═══ Dataset records

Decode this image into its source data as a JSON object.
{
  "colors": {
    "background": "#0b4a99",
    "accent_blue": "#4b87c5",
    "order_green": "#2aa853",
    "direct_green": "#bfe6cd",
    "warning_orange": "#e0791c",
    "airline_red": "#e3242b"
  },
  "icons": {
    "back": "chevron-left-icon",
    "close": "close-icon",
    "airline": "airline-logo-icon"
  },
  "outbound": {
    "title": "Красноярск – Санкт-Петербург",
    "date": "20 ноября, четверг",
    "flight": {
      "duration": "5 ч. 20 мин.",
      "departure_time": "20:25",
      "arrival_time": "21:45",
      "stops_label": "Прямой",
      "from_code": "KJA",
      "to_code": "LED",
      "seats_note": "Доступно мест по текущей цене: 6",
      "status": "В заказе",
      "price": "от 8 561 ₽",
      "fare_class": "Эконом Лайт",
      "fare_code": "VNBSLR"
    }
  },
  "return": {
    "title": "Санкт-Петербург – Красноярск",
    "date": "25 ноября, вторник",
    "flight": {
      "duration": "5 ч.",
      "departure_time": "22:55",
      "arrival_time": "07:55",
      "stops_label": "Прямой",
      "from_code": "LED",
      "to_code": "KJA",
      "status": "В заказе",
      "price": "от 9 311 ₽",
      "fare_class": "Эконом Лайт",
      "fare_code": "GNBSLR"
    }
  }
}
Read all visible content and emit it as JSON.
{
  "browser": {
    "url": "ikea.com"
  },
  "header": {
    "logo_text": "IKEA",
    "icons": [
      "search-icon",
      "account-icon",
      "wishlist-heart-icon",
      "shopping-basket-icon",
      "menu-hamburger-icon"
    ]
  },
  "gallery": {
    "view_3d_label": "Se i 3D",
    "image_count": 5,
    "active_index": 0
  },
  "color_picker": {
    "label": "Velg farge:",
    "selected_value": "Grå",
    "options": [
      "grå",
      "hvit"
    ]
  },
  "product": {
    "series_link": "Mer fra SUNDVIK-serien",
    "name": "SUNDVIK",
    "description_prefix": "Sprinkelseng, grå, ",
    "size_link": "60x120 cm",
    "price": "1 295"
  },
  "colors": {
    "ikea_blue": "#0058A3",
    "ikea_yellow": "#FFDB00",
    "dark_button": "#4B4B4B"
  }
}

══════

### Written instruction
Find every line that holds "Красноярск" and copy it.

### Result below
    "title": "Красноярск – Санкт-Петербург",
    "title": "Санкт-Петербург – Красноярск",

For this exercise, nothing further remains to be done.